To do
Your task is to copy the listing exactly, with the pictures left out.

The data

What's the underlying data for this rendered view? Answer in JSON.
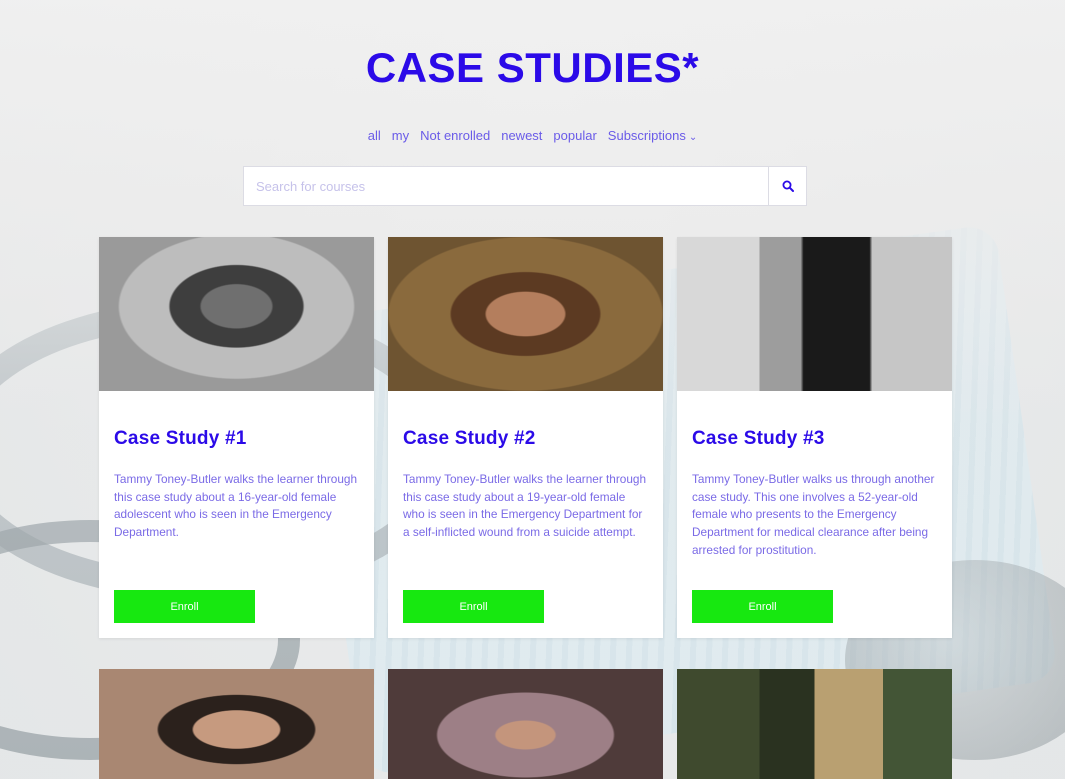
{
  "page": {
    "title": "CASE STUDIES*"
  },
  "filters": {
    "items": [
      "all",
      "my",
      "Not enrolled",
      "newest",
      "popular"
    ],
    "subscriptions_label": "Subscriptions"
  },
  "search": {
    "placeholder": "Search for courses",
    "value": ""
  },
  "cards": [
    {
      "title": "Case Study #1",
      "description": "Tammy Toney-Butler walks the learner through this case study about a 16-year-old female adolescent who is seen in the Emergency Department.",
      "button_label": "Enroll"
    },
    {
      "title": "Case Study #2",
      "description": "Tammy Toney-Butler walks the learner through this case study about a 19-year-old female who is seen in the Emergency Department for a self-inflicted wound from a suicide attempt.",
      "button_label": "Enroll"
    },
    {
      "title": "Case Study #3",
      "description": "Tammy Toney-Butler walks us through another case study. This one involves a 52-year-old female who presents to the Emergency Department for medical clearance after being arrested for prostitution.",
      "button_label": "Enroll"
    }
  ],
  "colors": {
    "accent": "#2b0ae8",
    "text_muted": "#7a6ae6",
    "enroll_button": "#17e810"
  }
}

Task solution
What's the underlying data for this rendered view? Answer in JSON.
{
  "page": {
    "title": "CASE STUDIES*"
  },
  "filters": {
    "items": [
      "all",
      "my",
      "Not enrolled",
      "newest",
      "popular"
    ],
    "subscriptions_label": "Subscriptions"
  },
  "search": {
    "placeholder": "Search for courses",
    "value": ""
  },
  "cards": [
    {
      "title": "Case Study #1",
      "description": "Tammy Toney-Butler walks the learner through this case study about a 16-year-old female adolescent who is seen in the Emergency Department.",
      "button_label": "Enroll"
    },
    {
      "title": "Case Study #2",
      "description": "Tammy Toney-Butler walks the learner through this case study about a 19-year-old female who is seen in the Emergency Department for a self-inflicted wound from a suicide attempt.",
      "button_label": "Enroll"
    },
    {
      "title": "Case Study #3",
      "description": "Tammy Toney-Butler walks us through another case study. This one involves a 52-year-old female who presents to the Emergency Department for medical clearance after being arrested for prostitution.",
      "button_label": "Enroll"
    }
  ],
  "colors": {
    "accent": "#2b0ae8",
    "text_muted": "#7a6ae6",
    "enroll_button": "#17e810"
  }
}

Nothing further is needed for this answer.